PROBLEM DETAILS — Reproduce this listing in full.

DATASET EXCERPTS —
((

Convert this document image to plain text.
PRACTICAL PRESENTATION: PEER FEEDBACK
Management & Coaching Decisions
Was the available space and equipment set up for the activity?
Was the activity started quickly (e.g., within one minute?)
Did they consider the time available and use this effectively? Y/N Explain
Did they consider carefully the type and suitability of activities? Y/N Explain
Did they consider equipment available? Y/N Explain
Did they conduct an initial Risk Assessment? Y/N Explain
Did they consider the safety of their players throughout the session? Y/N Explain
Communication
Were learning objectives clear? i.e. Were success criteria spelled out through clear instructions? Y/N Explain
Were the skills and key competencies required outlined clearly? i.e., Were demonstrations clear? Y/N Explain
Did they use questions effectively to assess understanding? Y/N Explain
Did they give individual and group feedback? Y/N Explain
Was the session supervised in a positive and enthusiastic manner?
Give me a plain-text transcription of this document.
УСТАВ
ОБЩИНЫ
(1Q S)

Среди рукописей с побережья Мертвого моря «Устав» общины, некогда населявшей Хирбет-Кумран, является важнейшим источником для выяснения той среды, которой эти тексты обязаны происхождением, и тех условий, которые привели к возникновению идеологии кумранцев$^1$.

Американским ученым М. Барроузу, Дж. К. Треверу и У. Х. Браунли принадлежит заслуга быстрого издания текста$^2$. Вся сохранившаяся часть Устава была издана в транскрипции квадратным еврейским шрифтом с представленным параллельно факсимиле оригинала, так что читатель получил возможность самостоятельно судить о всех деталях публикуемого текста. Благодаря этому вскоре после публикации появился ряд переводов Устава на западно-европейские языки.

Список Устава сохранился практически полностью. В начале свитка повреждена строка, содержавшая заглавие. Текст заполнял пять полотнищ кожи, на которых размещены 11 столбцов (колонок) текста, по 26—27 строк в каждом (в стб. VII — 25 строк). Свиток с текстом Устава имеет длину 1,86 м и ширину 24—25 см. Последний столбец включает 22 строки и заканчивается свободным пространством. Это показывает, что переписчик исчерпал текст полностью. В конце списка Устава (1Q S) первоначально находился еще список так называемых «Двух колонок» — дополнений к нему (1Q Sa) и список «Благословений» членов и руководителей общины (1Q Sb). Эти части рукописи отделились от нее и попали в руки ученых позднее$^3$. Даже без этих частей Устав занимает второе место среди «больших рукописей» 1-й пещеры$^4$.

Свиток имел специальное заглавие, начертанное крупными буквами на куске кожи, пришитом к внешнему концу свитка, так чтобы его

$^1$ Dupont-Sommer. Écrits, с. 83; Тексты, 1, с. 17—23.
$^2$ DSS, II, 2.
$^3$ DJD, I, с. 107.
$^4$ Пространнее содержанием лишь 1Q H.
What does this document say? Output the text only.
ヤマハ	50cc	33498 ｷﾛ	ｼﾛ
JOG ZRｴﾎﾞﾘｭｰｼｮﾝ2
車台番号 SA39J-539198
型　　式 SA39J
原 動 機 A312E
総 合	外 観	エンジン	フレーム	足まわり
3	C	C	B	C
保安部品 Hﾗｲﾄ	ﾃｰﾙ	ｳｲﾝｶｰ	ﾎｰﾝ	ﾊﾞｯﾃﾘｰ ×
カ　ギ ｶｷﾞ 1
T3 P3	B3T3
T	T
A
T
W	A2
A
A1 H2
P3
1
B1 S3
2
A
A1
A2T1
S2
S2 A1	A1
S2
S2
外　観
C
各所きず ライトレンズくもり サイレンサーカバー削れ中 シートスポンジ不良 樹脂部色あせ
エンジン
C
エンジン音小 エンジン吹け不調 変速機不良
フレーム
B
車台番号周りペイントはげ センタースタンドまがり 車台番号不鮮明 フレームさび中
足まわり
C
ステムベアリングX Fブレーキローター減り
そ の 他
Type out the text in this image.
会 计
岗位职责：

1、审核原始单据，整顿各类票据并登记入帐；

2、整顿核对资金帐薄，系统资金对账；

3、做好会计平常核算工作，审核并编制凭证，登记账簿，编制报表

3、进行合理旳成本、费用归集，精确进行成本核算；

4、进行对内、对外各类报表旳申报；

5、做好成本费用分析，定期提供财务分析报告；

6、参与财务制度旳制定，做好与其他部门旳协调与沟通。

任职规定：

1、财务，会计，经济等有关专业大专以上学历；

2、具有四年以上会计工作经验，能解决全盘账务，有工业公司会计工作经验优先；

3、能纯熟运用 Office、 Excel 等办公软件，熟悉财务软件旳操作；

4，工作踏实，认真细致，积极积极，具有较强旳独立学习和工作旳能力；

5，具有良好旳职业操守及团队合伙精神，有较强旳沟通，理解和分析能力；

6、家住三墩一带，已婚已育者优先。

))

SOLUTION TO THE PROBLEM —
Convert this document image to plain text.
PRACTICAL PRESENTATION: PEER FEEDBACK
Management & Coaching Decisions
Was the available space and equipment set up for the activity?
Was the activity started quickly (e.g., within one minute?)
Did they consider the time available and use this effectively? Y/N Explain
Did they consider carefully the type and suitability of activities? Y/N Explain
Did they consider equipment available? Y/N Explain
Did they conduct an initial Risk Assessment? Y/N Explain
Did they consider the safety of their players throughout the session? Y/N Explain
Communication
Were learning objectives clear? i.e. Were success criteria spelled out through clear instructions? Y/N Explain
Were the skills and key competencies required outlined clearly? i.e., Were demonstrations clear? Y/N Explain
Did they use questions effectively to assess understanding? Y/N Explain
Did they give individual and group feedback? Y/N Explain
Was the session supervised in a positive and enthusiastic manner?
Give me a plain-text transcription of this document.
УСТАВ
ОБЩИНЫ
(1Q S)

Среди рукописей с побережья Мертвого моря «Устав» общины, некогда населявшей Хирбет-Кумран, является важнейшим источником для выяснения той среды, которой эти тексты обязаны происхождением, и тех условий, которые привели к возникновению идеологии кумранцев$^1$.

Американским ученым М. Барроузу, Дж. К. Треверу и У. Х. Браунли принадлежит заслуга быстрого издания текста$^2$. Вся сохранившаяся часть Устава была издана в транскрипции квадратным еврейским шрифтом с представленным параллельно факсимиле оригинала, так что читатель получил возможность самостоятельно судить о всех деталях публикуемого текста. Благодаря этому вскоре после публикации появился ряд переводов Устава на западно-европейские языки.

Список Устава сохранился практически полностью. В начале свитка повреждена строка, содержавшая заглавие. Текст заполнял пять полотнищ кожи, на которых размещены 11 столбцов (колонок) текста, по 26—27 строк в каждом (в стб. VII — 25 строк). Свиток с текстом Устава имеет длину 1,86 м и ширину 24—25 см. Последний столбец включает 22 строки и заканчивается свободным пространством. Это показывает, что переписчик исчерпал текст полностью. В конце списка Устава (1Q S) первоначально находился еще список так называемых «Двух колонок» — дополнений к нему (1Q Sa) и список «Благословений» членов и руководителей общины (1Q Sb). Эти части рукописи отделились от нее и попали в руки ученых позднее$^3$. Даже без этих частей Устав занимает второе место среди «больших рукописей» 1-й пещеры$^4$.

Свиток имел специальное заглавие, начертанное крупными буквами на куске кожи, пришитом к внешнему концу свитка, так чтобы его

$^1$ Dupont-Sommer. Écrits, с. 83; Тексты, 1, с. 17—23.
$^2$ DSS, II, 2.
$^3$ DJD, I, с. 107.
$^4$ Пространнее содержанием лишь 1Q H.
What does this document say? Output the text only.
ヤマハ	50cc	33498 ｷﾛ	ｼﾛ
JOG ZRｴﾎﾞﾘｭｰｼｮﾝ2
車台番号 SA39J-539198
型　　式 SA39J
原 動 機 A312E
総 合	外 観	エンジン	フレーム	足まわり
3	C	C	B	C
保安部品 Hﾗｲﾄ	ﾃｰﾙ	ｳｲﾝｶｰ	ﾎｰﾝ	ﾊﾞｯﾃﾘｰ ×
カ　ギ ｶｷﾞ 1
T3 P3	B3T3
T	T
A
T
W	A2
A
A1 H2
P3
1
B1 S3
2
A
A1
A2T1
S2
S2 A1	A1
S2
S2
外　観
C
各所きず ライトレンズくもり サイレンサーカバー削れ中 シートスポンジ不良 樹脂部色あせ
エンジン
C
エンジン音小 エンジン吹け不調 変速機不良
フレーム
B
車台番号周りペイントはげ センタースタンドまがり 車台番号不鮮明 フレームさび中
足まわり
C
ステムベアリングX Fブレーキローター減り
そ の 他
Type out the text in this image.
会 计
岗位职责：

1、审核原始单据，整顿各类票据并登记入帐；

2、整顿核对资金帐薄，系统资金对账；

3、做好会计平常核算工作，审核并编制凭证，登记账簿，编制报表

3、进行合理旳成本、费用归集，精确进行成本核算；

4、进行对内、对外各类报表旳申报；

5、做好成本费用分析，定期提供财务分析报告；

6、参与财务制度旳制定，做好与其他部门旳协调与沟通。

任职规定：

1、财务，会计，经济等有关专业大专以上学历；

2、具有四年以上会计工作经验，能解决全盘账务，有工业公司会计工作经验优先；

3、能纯熟运用 Office、 Excel 等办公软件，熟悉财务软件旳操作；

4，工作踏实，认真细致，积极积极，具有较强旳独立学习和工作旳能力；

5，具有良好旳职业操守及团队合伙精神，有较强旳沟通，理解和分析能力；

6、家住三墩一带，已婚已育者优先。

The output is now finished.